Selected passage section start

Monday, Sep. 09, 1957
Mixed-Up Man
"I'm just a shaggy cool breeze in broadcasting," says Don Sherwood. "I got that way hating people. I also hate children, flowers, dogs and housewives." Don is a mad, messy, high-pressure San Francisco disk jockey who boasts that he ran through five schools, four wives and seven radio jobs in 17 years. He is also the highest-paid record spinner on the West Coast and the electronic darling of the Bay area. Though he has yet to realize his life's ambition--floating to Hawaii in a Martini shaker--gangling, horse-faced Don Sherwood, 32, last week signed a contract that will boost his yearly take past the $100,000 mark. All he is required to do is ventilate his ego on radio three hours a day (6 to 9 a.m. P.D.T.) six days a week and one hour Saturday night on TV.
Because he has set records for absenteeism, the station has a taxicab deliver him to the studio daily. There he carries on offbeat chitchat with a puddle-jumping ex-marine who buzzes the Bay area to report on the weather until Don recalls him with: "O mighty balding eagle, with your wings spread against the sky and glistening in the sun--and probably hung over, come home!"
Sherwood's range of 14 characters includes Bart Hercules, "a musical monster with a Liberace voice, who teaches weight control to women and peddles yoghurt from goats that care enough to give the very best," and Fidel Trueheart, M.D., a gowned physician who lectures on "The Human Body; Its Care and Prevention." Sherwood may also take all the parts in Just Plain Rosita, a soap opera which "asks a question--Can a woman after 35?", or play records he hates at the wrong speeds, like My Geiger-Counter Heart ("I've had radiation sickness since my fallout with you").

Selected passage section end
Dataset content section start

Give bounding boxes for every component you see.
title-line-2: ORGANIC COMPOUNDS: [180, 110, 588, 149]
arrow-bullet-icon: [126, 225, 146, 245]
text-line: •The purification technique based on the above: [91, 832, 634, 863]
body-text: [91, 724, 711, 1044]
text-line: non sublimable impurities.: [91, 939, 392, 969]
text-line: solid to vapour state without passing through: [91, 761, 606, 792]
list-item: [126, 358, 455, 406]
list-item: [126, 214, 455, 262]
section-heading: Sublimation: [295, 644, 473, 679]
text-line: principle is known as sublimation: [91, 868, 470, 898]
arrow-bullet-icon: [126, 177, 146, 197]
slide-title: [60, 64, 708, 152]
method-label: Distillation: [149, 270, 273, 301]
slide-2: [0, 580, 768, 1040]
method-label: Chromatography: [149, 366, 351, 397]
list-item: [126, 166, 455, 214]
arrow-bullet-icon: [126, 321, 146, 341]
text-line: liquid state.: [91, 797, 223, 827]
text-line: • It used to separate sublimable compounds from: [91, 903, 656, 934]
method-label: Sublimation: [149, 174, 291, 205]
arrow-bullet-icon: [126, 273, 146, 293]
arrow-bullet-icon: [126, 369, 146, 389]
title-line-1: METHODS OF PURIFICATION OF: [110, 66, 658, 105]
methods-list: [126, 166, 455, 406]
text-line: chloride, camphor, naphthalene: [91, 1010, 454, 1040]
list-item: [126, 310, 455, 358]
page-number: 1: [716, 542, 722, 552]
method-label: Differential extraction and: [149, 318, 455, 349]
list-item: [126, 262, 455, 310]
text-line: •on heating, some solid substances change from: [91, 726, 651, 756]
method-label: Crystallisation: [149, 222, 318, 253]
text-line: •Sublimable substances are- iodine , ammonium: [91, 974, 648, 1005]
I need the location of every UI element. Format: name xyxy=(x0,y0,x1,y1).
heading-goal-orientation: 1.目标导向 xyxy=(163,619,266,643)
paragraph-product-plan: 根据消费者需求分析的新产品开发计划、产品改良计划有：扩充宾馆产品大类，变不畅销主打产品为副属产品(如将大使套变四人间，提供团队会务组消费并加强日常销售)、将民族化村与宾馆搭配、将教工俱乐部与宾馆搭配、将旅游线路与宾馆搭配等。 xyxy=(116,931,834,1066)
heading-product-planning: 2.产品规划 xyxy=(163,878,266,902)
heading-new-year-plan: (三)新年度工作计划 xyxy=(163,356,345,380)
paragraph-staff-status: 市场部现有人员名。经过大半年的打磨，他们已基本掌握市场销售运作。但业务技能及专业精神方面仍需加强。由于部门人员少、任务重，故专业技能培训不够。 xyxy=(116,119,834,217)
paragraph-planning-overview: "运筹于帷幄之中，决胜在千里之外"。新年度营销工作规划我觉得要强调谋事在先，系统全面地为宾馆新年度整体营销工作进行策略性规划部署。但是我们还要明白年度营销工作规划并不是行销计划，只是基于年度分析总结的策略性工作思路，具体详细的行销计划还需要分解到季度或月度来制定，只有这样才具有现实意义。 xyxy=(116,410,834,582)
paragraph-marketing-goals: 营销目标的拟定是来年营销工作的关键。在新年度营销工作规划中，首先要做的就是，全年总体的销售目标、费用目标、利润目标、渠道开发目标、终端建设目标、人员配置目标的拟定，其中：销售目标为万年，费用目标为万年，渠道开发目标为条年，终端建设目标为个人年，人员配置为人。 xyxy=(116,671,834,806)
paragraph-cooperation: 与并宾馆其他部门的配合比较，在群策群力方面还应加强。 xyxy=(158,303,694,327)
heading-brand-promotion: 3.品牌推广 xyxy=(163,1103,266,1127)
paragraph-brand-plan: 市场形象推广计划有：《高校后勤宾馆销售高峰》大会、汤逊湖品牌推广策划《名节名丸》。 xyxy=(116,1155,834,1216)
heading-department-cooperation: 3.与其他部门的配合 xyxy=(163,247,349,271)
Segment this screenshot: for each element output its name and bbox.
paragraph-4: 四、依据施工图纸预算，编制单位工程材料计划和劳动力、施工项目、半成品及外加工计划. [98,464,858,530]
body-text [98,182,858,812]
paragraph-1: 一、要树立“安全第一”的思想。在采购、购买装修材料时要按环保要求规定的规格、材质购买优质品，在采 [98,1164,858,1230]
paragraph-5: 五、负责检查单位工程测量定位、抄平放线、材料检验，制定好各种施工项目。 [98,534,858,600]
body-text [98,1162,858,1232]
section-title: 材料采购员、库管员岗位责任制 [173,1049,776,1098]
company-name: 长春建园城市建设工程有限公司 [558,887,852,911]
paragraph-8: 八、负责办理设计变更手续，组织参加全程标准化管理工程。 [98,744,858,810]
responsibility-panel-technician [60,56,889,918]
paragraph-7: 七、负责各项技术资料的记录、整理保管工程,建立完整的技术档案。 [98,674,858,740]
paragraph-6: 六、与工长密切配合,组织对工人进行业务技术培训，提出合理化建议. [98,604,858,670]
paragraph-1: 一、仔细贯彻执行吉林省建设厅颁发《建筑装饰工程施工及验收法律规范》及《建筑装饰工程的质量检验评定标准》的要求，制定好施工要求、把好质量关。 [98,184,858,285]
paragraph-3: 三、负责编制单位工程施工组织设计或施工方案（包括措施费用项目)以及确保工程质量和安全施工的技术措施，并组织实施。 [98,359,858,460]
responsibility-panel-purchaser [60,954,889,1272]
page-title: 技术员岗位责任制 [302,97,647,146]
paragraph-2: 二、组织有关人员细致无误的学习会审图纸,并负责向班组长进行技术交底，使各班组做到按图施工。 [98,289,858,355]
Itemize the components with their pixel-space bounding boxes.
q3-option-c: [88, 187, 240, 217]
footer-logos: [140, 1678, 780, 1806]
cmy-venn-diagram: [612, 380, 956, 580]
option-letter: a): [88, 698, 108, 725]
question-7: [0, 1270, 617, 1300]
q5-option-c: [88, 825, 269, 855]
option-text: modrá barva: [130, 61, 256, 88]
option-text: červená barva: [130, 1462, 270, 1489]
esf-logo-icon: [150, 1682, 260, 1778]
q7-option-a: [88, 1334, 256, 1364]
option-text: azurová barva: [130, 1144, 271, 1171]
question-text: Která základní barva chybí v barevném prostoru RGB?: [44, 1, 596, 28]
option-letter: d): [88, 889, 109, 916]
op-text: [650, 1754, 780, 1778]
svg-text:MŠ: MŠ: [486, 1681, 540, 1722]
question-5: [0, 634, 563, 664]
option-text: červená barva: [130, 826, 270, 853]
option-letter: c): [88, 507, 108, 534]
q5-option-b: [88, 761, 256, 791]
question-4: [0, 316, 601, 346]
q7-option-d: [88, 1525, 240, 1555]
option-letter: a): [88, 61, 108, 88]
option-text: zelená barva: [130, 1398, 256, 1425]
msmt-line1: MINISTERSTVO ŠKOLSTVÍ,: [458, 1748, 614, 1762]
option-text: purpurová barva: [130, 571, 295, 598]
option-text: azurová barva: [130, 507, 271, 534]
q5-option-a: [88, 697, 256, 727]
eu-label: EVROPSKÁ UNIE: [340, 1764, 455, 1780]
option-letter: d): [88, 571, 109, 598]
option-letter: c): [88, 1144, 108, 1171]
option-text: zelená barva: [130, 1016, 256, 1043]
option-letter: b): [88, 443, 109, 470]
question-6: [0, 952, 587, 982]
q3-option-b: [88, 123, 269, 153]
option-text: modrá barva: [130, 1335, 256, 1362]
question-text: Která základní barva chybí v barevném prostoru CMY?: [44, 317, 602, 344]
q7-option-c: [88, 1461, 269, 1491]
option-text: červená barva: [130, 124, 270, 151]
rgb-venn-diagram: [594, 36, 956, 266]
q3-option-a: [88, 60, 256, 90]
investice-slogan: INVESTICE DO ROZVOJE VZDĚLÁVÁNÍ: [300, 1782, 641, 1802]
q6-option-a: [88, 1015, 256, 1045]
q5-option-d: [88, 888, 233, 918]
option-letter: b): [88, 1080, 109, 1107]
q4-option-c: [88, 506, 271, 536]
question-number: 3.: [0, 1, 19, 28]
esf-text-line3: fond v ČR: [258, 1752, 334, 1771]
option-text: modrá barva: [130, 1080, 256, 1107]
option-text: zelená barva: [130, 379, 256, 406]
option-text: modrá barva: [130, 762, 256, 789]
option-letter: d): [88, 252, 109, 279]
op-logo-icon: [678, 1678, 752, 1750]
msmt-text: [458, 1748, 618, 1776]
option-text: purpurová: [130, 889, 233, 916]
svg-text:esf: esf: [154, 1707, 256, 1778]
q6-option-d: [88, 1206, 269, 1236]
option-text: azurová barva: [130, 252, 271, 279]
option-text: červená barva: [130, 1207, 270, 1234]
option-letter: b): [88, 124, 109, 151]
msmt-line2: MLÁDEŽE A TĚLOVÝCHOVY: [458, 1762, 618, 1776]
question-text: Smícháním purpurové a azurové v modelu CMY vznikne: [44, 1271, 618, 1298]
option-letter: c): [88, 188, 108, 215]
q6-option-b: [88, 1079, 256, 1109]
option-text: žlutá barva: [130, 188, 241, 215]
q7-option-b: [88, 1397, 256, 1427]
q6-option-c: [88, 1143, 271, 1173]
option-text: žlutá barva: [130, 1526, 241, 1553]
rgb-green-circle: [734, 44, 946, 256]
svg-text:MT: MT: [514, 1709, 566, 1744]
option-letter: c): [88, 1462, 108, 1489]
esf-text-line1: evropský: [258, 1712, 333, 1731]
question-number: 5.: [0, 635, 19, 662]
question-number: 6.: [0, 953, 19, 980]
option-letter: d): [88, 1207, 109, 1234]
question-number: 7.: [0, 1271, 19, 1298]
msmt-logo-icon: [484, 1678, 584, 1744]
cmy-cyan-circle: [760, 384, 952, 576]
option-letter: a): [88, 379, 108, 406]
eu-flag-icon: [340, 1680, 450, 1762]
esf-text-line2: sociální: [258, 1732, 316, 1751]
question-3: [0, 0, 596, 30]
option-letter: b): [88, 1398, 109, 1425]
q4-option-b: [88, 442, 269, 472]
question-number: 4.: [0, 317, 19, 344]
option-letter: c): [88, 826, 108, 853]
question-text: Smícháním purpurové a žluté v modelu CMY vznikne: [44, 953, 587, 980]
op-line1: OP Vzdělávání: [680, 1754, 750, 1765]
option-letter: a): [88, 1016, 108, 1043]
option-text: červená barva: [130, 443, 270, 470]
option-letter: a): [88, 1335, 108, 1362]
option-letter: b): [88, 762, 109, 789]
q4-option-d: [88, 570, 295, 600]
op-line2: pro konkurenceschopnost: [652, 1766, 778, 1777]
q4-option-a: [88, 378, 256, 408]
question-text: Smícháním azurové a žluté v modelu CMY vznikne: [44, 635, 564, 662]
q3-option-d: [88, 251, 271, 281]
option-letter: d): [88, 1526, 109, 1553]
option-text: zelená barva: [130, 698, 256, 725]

Dataset content section end

Tasks to perform
[a] According to the Don Sherwood profile, why does the station have a taxicab bring Sherwood to the studio every day? Answer in one to three sentences.
[b] Carry on the Don Sherwood profile, starting after its final sentence.

Answers in order
[a] The station sends a taxicab for Sherwood every day because he has set records for absenteeism. The cab is meant to make sure he actually gets to the studio.

[b]
Yellow Shoes. Although 14 advertisers waited in line last week to buy what little of his morning shows they could get, Sherwood cudgels his commercials. A Vienna cheesecake is "as Viennese as the beautiful music of Schwartz." And of an auto showroom: "Don't pay any attention to the salesmen's yellow shoes, their flowered ties and tiny little mustaches . . ." He is just as flip with callers. ("Sorry. Mrs. Galli, no news about the man who rescued your little girl from the duck pond, but we've had three calls from men who claimed they pushed her in.")
Not too far behind the slick, irreverent patter and the frontal assault on authority is the gloomy surveyor of a checkered career. "I've been trying to find myself for 32 years," says Don. "I haven't been fitting in. It's hard for an egomaniac to change." Sherwood thinks he got lost at seven, when a strep infection laid him low for two years. "The space between the end of the bed and the wall became a deep river, the window ledge a great mountain ... I was Tarzan, Tom Swift, Winnie the Pooh. All this shaped the talent and ruined everything else."
An enlisted man in the Canadian Tank Corps at 15, he later spent six months in the U.S. Navy, was booted out on a physical. Encouraged by the sound of his resonant voice, he became "the world's worst announcer" for San Francisco's Mutual outlet, moved on from station to station ("Whenever I got a new job I got married to celebrate"). Before his first year on TV was out, hard-drinking Don had missed more than 30 telecasts, but no one seemed to care. He latched onto two shows, Where's Sherwood? and Why Sherwood?, hit the West like a sonic boom.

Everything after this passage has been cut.